>>>>

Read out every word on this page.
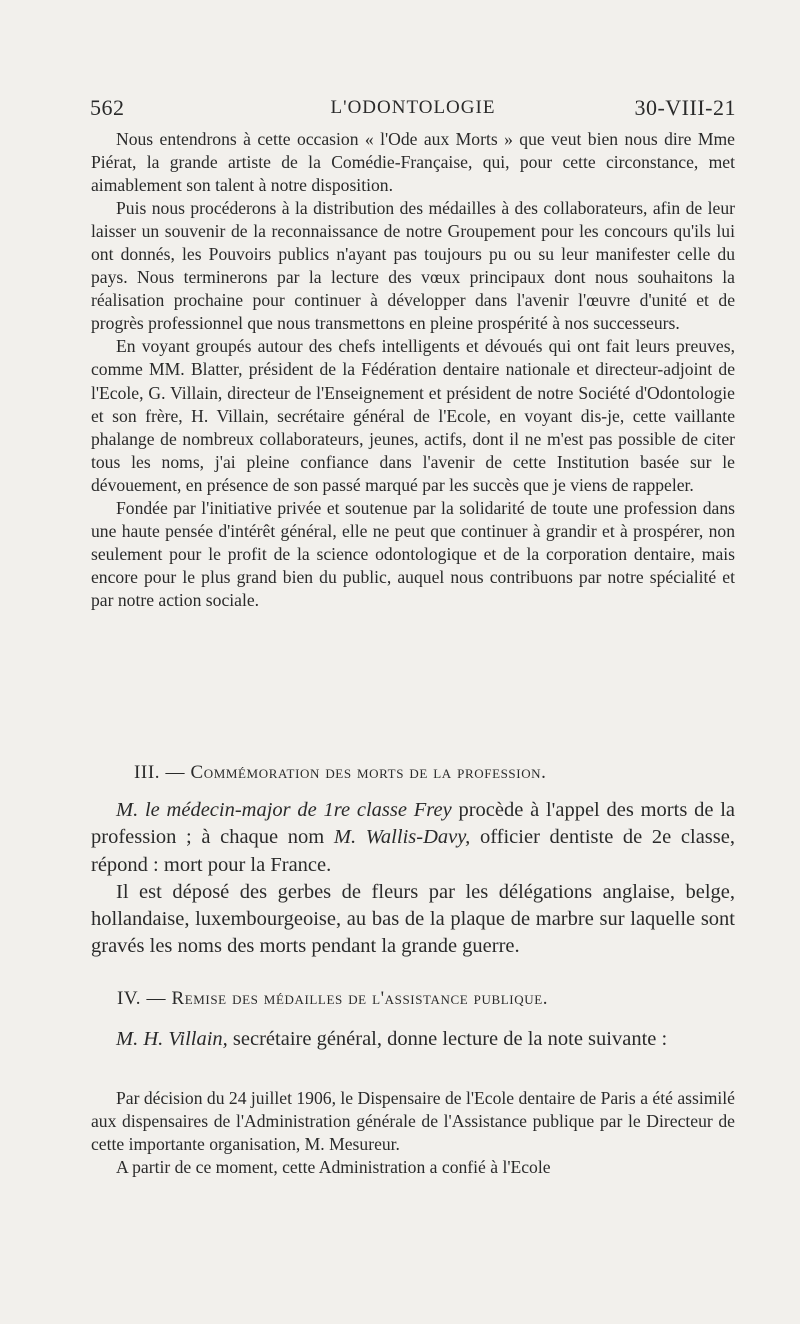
562	L'ODONTOLOGIE	30-VIII-21

Nous entendrons à cette occasion « l'Ode aux Morts » que veut bien nous dire Mme Piérat, la grande artiste de la Comédie-Française, qui, pour cette circonstance, met aimablement son talent à notre disposition.

Puis nous procéderons à la distribution des médailles à des collaborateurs, afin de leur laisser un souvenir de la reconnaissance de notre Groupement pour les concours qu'ils lui ont donnés, les Pouvoirs publics n'ayant pas toujours pu ou su leur manifester celle du pays. Nous terminerons par la lecture des vœux principaux dont nous souhaitons la réalisation prochaine pour continuer à développer dans l'avenir l'œuvre d'unité et de progrès professionnel que nous transmettons en pleine prospérité à nos successeurs.

En voyant groupés autour des chefs intelligents et dévoués qui ont fait leurs preuves, comme MM. Blatter, président de la Fédération dentaire nationale et directeur-adjoint de l'Ecole, G. Villain, directeur de l'Enseignement et président de notre Société d'Odontologie et son frère, H. Villain, secrétaire général de l'Ecole, en voyant dis-je, cette vaillante phalange de nombreux collaborateurs, jeunes, actifs, dont il ne m'est pas possible de citer tous les noms, j'ai pleine confiance dans l'avenir de cette Institution basée sur le dévouement, en présence de son passé marqué par les succès que je viens de rappeler.

Fondée par l'initiative privée et soutenue par la solidarité de toute une profession dans une haute pensée d'intérêt général, elle ne peut que continuer à grandir et à prospérer, non seulement pour le profit de la science odontologique et de la corporation dentaire, mais encore pour le plus grand bien du public, auquel nous contribuons par notre spécialité et par notre action sociale.

III. — Commémoration des morts de la profession.

M. le médecin-major de 1re classe Frey procède à l'appel des morts de la profession ; à chaque nom M. Wallis-Davy, officier dentiste de 2e classe, répond : mort pour la France.

Il est déposé des gerbes de fleurs par les délégations anglaise, belge, hollandaise, luxembourgeoise, au bas de la plaque de marbre sur laquelle sont gravés les noms des morts pendant la grande guerre.

IV. — Remise des médailles de l'assistance publique.

M. H. Villain, secrétaire général, donne lecture de la note suivante :

Par décision du 24 juillet 1906, le Dispensaire de l'Ecole dentaire de Paris a été assimilé aux dispensaires de l'Administration générale de l'Assistance publique par le Directeur de cette importante organisation, M. Mesureur.

A partir de ce moment, cette Administration a confié à l'Ecole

<<<<

__The problem__
From the entries above, copy every line containing the word "médailles".

__Full response__
Puis nous procéderons à la distribution des médailles à des collaborateurs, afin de leur laisser un souvenir de la reconnaissance de notre Groupement pour les concours qu'ils lui ont donnés, les Pouvoirs publics n'ayant pas toujours pu ou su leur manifester celle du pays. Nous terminerons par la lecture des vœux principaux dont nous souhaitons la réalisation prochaine pour continuer à développer dans l'avenir l'œuvre d'unité et de progrès professionnel que nous transmettons en pleine prospérité à nos successeurs.
IV. — Remise des médailles de l'assistance publique.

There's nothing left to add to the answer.